- [WHAT THE EXERCISE ASKS]:
Gather from the listing below each line that includes the word "name", and copy it.

# SUPPLIED ENTRIES start

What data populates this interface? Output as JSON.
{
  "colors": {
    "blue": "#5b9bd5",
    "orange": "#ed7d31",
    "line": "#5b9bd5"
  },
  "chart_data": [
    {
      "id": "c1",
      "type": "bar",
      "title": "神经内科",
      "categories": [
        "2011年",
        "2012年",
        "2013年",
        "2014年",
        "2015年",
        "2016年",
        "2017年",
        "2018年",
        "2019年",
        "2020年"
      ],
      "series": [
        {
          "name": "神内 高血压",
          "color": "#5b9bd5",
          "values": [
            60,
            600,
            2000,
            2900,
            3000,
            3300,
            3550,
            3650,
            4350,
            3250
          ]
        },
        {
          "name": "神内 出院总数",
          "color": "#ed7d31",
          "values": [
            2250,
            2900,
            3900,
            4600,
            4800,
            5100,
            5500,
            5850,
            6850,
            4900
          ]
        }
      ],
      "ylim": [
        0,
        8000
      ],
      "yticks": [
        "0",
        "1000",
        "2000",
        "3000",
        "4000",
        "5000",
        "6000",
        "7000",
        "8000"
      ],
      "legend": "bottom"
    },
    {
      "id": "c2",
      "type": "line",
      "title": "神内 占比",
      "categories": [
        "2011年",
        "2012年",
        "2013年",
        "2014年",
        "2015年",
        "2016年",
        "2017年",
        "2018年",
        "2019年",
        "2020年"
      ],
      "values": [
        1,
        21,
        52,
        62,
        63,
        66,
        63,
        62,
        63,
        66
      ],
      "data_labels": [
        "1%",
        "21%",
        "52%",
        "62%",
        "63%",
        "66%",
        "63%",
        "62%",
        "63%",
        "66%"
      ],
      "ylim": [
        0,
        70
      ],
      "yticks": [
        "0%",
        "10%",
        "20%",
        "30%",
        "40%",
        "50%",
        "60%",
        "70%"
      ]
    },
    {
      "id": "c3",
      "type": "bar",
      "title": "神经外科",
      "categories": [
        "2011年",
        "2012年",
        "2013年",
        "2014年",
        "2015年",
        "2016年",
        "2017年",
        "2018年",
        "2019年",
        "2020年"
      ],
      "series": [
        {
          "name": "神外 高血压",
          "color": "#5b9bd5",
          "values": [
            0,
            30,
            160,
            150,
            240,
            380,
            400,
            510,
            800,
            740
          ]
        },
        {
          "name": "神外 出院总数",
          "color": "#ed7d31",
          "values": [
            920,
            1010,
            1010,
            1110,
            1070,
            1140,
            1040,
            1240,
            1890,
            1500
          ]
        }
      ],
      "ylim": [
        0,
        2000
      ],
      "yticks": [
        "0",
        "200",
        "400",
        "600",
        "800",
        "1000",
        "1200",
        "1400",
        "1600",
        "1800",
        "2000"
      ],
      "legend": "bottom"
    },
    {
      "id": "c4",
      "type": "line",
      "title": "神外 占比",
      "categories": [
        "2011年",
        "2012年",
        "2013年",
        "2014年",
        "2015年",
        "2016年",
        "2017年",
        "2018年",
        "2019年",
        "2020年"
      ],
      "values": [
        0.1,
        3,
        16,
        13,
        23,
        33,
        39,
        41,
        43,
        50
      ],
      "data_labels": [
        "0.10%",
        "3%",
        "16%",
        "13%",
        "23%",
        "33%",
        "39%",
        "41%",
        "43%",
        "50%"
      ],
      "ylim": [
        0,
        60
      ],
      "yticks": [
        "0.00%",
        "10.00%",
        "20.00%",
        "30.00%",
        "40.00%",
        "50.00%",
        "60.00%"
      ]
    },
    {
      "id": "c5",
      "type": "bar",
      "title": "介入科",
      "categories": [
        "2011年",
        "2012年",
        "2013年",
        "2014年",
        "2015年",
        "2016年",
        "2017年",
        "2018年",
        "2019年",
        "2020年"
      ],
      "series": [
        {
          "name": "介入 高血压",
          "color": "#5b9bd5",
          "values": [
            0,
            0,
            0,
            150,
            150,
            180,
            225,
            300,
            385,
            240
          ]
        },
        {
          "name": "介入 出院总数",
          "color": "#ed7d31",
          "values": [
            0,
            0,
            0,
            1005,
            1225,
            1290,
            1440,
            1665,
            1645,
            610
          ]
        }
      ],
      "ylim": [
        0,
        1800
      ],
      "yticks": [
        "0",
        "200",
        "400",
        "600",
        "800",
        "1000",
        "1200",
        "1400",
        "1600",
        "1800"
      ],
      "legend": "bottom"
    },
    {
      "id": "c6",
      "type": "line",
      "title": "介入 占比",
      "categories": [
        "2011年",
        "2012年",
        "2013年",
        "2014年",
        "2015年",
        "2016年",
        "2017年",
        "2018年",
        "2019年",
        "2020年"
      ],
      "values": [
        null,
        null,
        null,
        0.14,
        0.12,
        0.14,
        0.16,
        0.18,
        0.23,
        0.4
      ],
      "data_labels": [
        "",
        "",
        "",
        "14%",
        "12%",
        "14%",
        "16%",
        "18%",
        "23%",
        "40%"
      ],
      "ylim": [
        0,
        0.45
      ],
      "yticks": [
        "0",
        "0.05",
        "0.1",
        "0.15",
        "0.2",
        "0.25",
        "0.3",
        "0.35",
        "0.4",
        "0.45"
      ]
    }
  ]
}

# SUPPLIED ENTRIES end
# SUPPLIED ENTRIES start

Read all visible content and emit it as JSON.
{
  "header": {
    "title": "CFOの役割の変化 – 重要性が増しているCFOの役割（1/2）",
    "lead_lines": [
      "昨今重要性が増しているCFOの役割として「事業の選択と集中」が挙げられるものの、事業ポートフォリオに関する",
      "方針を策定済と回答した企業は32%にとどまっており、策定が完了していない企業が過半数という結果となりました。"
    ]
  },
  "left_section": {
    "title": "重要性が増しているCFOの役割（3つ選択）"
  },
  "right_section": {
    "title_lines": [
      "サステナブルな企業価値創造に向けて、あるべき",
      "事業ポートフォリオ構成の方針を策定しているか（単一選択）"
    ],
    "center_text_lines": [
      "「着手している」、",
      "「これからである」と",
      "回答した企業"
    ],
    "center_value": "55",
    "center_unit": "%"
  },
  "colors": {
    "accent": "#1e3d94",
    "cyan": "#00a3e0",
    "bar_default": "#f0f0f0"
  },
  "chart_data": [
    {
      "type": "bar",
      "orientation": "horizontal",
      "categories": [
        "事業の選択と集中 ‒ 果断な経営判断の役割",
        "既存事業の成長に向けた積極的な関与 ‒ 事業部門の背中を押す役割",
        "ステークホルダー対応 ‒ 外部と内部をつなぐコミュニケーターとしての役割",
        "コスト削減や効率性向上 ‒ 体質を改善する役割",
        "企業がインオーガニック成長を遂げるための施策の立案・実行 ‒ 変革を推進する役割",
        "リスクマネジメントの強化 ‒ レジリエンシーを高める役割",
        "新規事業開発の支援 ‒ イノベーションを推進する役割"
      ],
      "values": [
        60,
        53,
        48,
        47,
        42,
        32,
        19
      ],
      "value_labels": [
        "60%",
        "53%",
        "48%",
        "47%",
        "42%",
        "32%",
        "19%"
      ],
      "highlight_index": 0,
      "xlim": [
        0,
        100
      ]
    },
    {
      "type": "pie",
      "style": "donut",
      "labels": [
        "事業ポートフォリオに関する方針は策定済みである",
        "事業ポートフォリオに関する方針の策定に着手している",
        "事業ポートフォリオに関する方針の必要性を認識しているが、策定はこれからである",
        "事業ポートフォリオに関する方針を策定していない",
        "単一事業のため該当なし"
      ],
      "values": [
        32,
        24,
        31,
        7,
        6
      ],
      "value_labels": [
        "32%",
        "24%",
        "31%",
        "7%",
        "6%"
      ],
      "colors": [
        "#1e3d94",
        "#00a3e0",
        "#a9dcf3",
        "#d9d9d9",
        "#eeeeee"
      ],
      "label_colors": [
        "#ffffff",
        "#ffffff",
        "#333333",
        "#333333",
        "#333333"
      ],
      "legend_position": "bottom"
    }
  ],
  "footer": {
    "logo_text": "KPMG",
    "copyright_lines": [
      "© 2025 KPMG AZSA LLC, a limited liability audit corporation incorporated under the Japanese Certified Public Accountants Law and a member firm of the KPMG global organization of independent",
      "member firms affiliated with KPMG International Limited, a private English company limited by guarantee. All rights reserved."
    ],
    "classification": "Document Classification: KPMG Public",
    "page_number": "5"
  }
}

# SUPPLIED ENTRIES end

- [RESULT OF THIS TASK]:
          "name": "神内 高血压",
          "name": "神内 出院总数",
          "name": "神外 高血压",
          "name": "神外 出院总数",
          "name": "介入 高血压",
          "name": "介入 出院总数",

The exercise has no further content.